## GIVEN TASK
Please copy out, word for word, the lines in the records starting at the line that contains "button[interactable]: 历史记录 <box>11" and ending at the line that contains "staticText: 历史记录 <box>44 54 80 65</box>", with both of those lines included.

[Element and region listings]
++++++++++

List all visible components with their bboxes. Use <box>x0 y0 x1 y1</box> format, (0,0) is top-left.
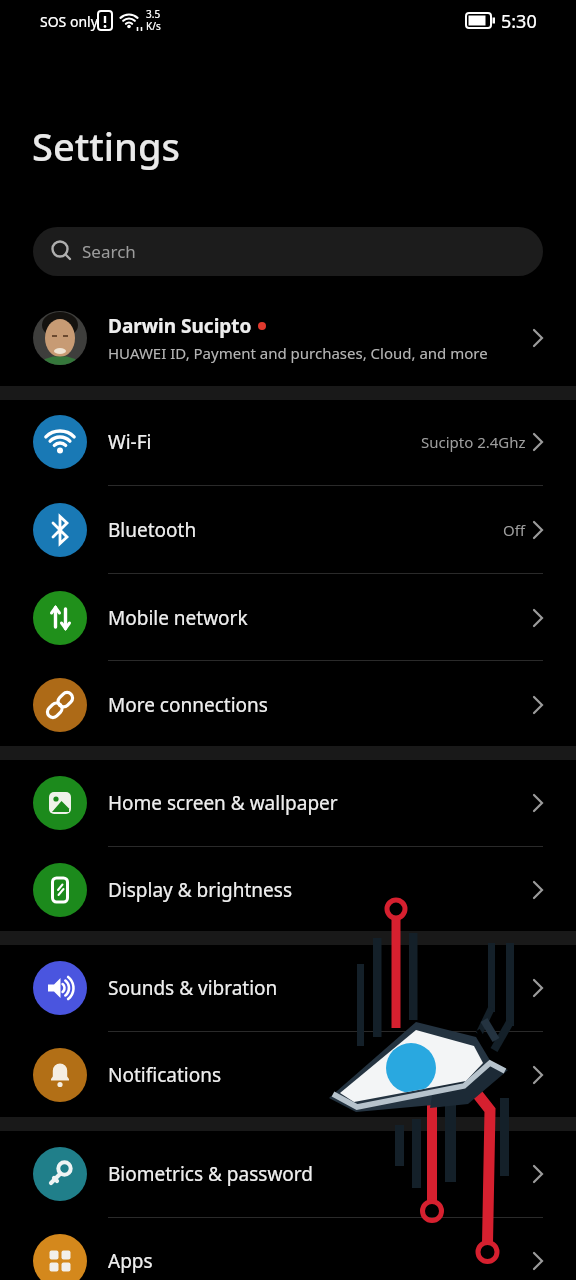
button[interactable]: Search <box>33 227 543 276</box>
button[interactable]: Wi-Fi <box>0 398 576 485</box>
staticText: Settings <box>32 120 180 172</box>
staticText: More connections <box>108 692 268 718</box>
button[interactable]: More connections <box>0 661 576 748</box>
staticText: Wi-Fi <box>108 429 152 455</box>
staticText: 3.5 <box>146 7 161 21</box>
staticText: Biometrics & password <box>108 1161 313 1187</box>
staticText: Off <box>503 520 526 540</box>
staticText: K/s <box>146 19 161 33</box>
staticText: Sounds & vibration <box>108 975 278 1001</box>
staticText: HUAWEI ID, Payment and purchases, Cloud,… <box>108 343 488 363</box>
staticText: Mobile network <box>108 605 248 631</box>
button[interactable]: Notifications <box>0 1031 576 1118</box>
staticText: Bluetooth <box>108 517 197 543</box>
staticText: Notifications <box>108 1062 222 1088</box>
button[interactable]: Display & brightness <box>0 846 576 933</box>
button[interactable]: Apps <box>0 1217 576 1280</box>
staticText: 5:30 <box>501 9 537 34</box>
button[interactable]: Bluetooth <box>0 486 576 573</box>
staticText: Darwin Sucipto <box>108 313 252 339</box>
staticText: Sucipto 2.4Ghz <box>421 432 526 452</box>
button[interactable]: Sounds & vibration <box>0 944 576 1031</box>
button[interactable]: Mobile network <box>0 574 576 661</box>
staticText: Search <box>82 240 136 263</box>
button[interactable]: Darwin Sucipto <box>0 298 576 378</box>
staticText: Home screen & wallpaper <box>108 790 338 816</box>
button[interactable]: Home screen & wallpaper <box>0 759 576 846</box>
staticText: SOS only <box>40 12 98 31</box>
staticText: Apps <box>108 1248 153 1274</box>
button[interactable]: Biometrics & password <box>0 1130 576 1217</box>
staticText: Display & brightness <box>108 877 292 903</box>
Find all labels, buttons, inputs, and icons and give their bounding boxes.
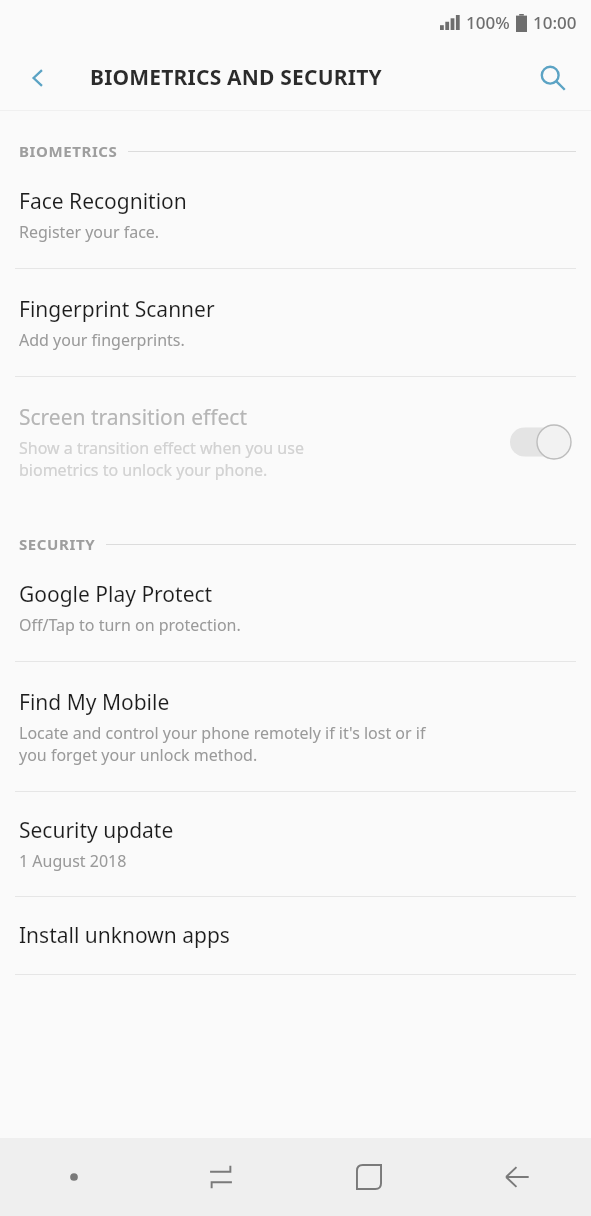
staticText: Face Recognition bbox=[19, 187, 187, 216]
staticText: 1 August 2018 bbox=[19, 850, 127, 872]
button[interactable]: Screen transition effect bbox=[0, 377, 591, 506]
staticText: 10:00 bbox=[533, 11, 577, 34]
staticText: SECURITY bbox=[19, 534, 96, 554]
button[interactable]: Fingerprint Scanner bbox=[0, 269, 591, 376]
staticText: 100% bbox=[466, 11, 510, 34]
staticText: Locate and control your phone remotely i… bbox=[19, 722, 426, 766]
staticText: Screen transition effect bbox=[19, 403, 247, 432]
other: Screen transition effect toggle bbox=[510, 424, 572, 460]
staticText: Google Play Protect bbox=[19, 580, 213, 609]
button[interactable]: Home bbox=[295, 1138, 443, 1216]
button[interactable]: Find My Mobile bbox=[0, 662, 591, 791]
staticText: Off/Tap to turn on protection. bbox=[19, 614, 241, 636]
button[interactable]: Keyboard indicator bbox=[0, 1138, 147, 1216]
button[interactable]: Search bbox=[527, 52, 579, 104]
staticText: Find My Mobile bbox=[19, 688, 170, 717]
button[interactable]: Face Recognition bbox=[0, 161, 591, 268]
button[interactable]: Back bbox=[12, 52, 64, 104]
staticText: Add your fingerprints. bbox=[19, 329, 185, 351]
staticText: Show a transition effect when you use bi… bbox=[19, 437, 304, 481]
staticText: Install unknown apps bbox=[19, 921, 230, 950]
button[interactable]: Install unknown apps bbox=[0, 897, 591, 974]
staticText: BIOMETRICS bbox=[19, 141, 118, 161]
staticText: Register your face. bbox=[19, 221, 160, 243]
staticText: BIOMETRICS AND SECURITY bbox=[90, 63, 382, 92]
button[interactable]: Recent apps bbox=[147, 1138, 295, 1216]
staticText: Fingerprint Scanner bbox=[19, 295, 215, 324]
button[interactable]: Google Play Protect bbox=[0, 554, 591, 661]
button[interactable]: Security update bbox=[0, 792, 591, 896]
button[interactable]: Back bbox=[443, 1138, 591, 1216]
staticText: Security update bbox=[19, 816, 174, 845]
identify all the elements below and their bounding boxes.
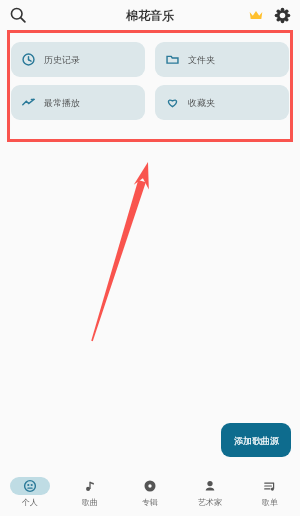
button[interactable]: 历史记录 <box>11 42 145 77</box>
button[interactable]: 歌曲 <box>60 477 120 507</box>
staticText: 最常播放 <box>44 97 80 108</box>
staticText: 艺术家 <box>198 497 222 507</box>
button[interactable]: 个人 <box>0 477 60 507</box>
button[interactable]: 专辑 <box>120 477 180 507</box>
button[interactable]: 收藏夹 <box>155 85 289 120</box>
staticText: 文件夹 <box>188 54 215 65</box>
button[interactable]: 添加歌曲源 <box>221 423 291 457</box>
button[interactable]: 艺术家 <box>180 477 240 507</box>
button[interactable]: 最常播放 <box>11 85 145 120</box>
button[interactable]: Premium <box>244 3 268 27</box>
button[interactable]: 歌单 <box>240 477 300 507</box>
staticText: 历史记录 <box>44 54 80 65</box>
button[interactable]: Settings <box>270 3 294 27</box>
staticText: 歌曲 <box>82 497 98 507</box>
staticText: 个人 <box>22 497 38 507</box>
button[interactable]: 文件夹 <box>155 42 289 77</box>
staticText: 棉花音乐 <box>126 8 174 23</box>
staticText: 歌单 <box>262 497 278 507</box>
staticText: 添加歌曲源 <box>234 435 279 446</box>
button[interactable]: Search <box>6 3 30 27</box>
staticText: 收藏夹 <box>188 97 215 108</box>
staticText: 专辑 <box>142 497 158 507</box>
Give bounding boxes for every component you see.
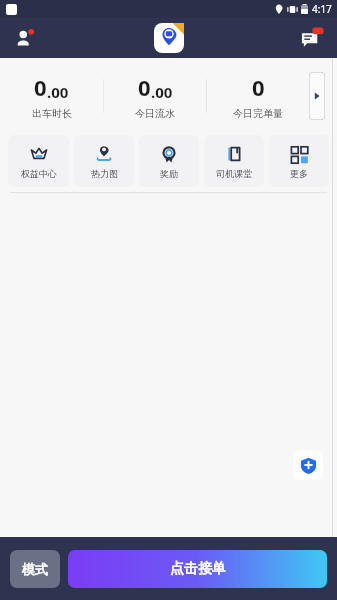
button[interactable]: Safety [293, 450, 323, 480]
staticText: 奖励 [160, 168, 178, 179]
button[interactable]: 奖励 [139, 135, 199, 187]
staticText: 0 [138, 72, 151, 102]
staticText: 今日流水 [135, 107, 175, 120]
staticText: 点击接单 [170, 560, 226, 578]
staticText: 司机课堂 [216, 168, 252, 179]
button[interactable]: 0 [207, 72, 309, 120]
staticText: 出车时长 [32, 107, 72, 120]
button[interactable]: 0 [104, 72, 206, 120]
staticText: 今日完单量 [233, 107, 283, 120]
button[interactable]: 更多 [269, 135, 329, 187]
staticText: 更多 [290, 168, 308, 179]
staticText: .00 [151, 82, 173, 102]
button[interactable]: 点击接单 [68, 550, 327, 588]
staticText: 模式 [22, 561, 48, 577]
button[interactable]: Messages [297, 23, 327, 53]
button[interactable]: 0 [0, 72, 103, 120]
staticText: .00 [47, 82, 69, 102]
staticText: 0 [34, 72, 47, 102]
button[interactable]: 权益中心 [8, 135, 69, 187]
staticText: 热力图 [91, 168, 118, 179]
staticText: 0 [252, 72, 265, 102]
button[interactable]: Profile [10, 23, 40, 53]
button[interactable]: Home [154, 23, 184, 53]
staticText: 权益中心 [21, 168, 57, 179]
button[interactable]: 热力图 [74, 135, 134, 187]
button[interactable]: 司机课堂 [204, 135, 264, 187]
staticText: 4:17 [312, 2, 332, 16]
button[interactable]: More stats [309, 72, 325, 120]
button[interactable]: 模式 [10, 550, 60, 588]
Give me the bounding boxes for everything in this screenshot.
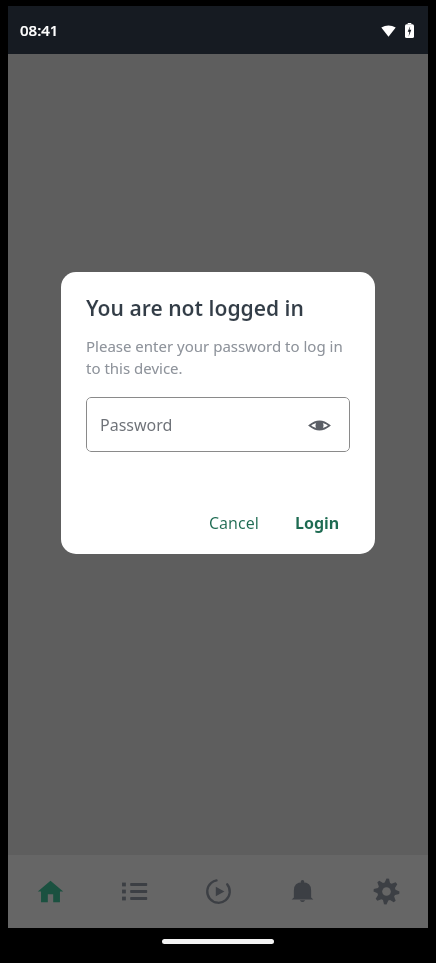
button[interactable]: Show password xyxy=(302,408,336,442)
button[interactable]: Playback xyxy=(176,855,260,928)
button[interactable]: Notifications xyxy=(260,855,344,928)
staticText: Please enter your password to log in to … xyxy=(86,336,350,379)
button[interactable]: Home xyxy=(8,855,92,928)
staticText: You are not logged in xyxy=(86,294,304,323)
staticText: Password xyxy=(100,414,173,436)
button[interactable]: Settings xyxy=(344,855,428,928)
staticText: Login xyxy=(295,512,340,534)
button[interactable]: Login xyxy=(285,506,350,540)
staticText: Cancel xyxy=(209,512,259,534)
button[interactable]: Password xyxy=(86,397,350,452)
button[interactable]: Cancel xyxy=(199,506,269,540)
button[interactable]: List xyxy=(92,855,176,928)
staticText: 08:41 xyxy=(20,20,59,40)
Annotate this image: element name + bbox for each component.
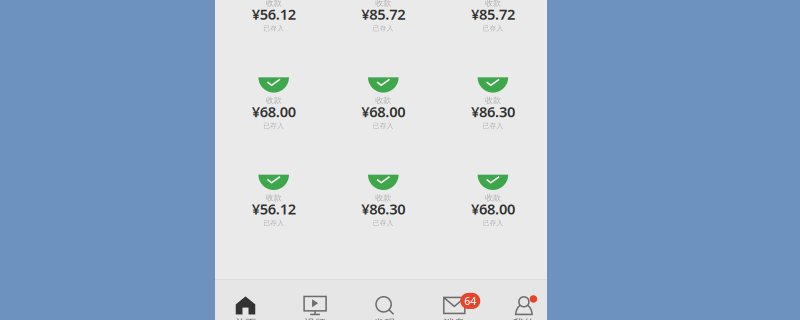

++++++++++

## ANSWER TO THIS TASK
button[interactable]: 历史记录 <box>11 42 145 77</box>
button[interactable]: 歌曲 <box>60 477 120 507</box>
staticText: 最常播放 <box>44 97 80 108</box>
staticText: 艺术家 <box>198 497 222 507</box>
button[interactable]: 个人 <box>0 477 60 507</box>
button[interactable]: 专辑 <box>120 477 180 507</box>
button[interactable]: 收藏夹 <box>155 85 289 120</box>
staticText: 文件夹 <box>188 54 215 65</box>
button[interactable]: 添加歌曲源 <box>221 423 291 457</box>
button[interactable]: 艺术家 <box>180 477 240 507</box>
button[interactable]: 最常播放 <box>11 85 145 120</box>
button[interactable]: Premium <box>244 3 268 27</box>
button[interactable]: 歌单 <box>240 477 300 507</box>
staticText: 历史记录 <box>44 54 80 65</box>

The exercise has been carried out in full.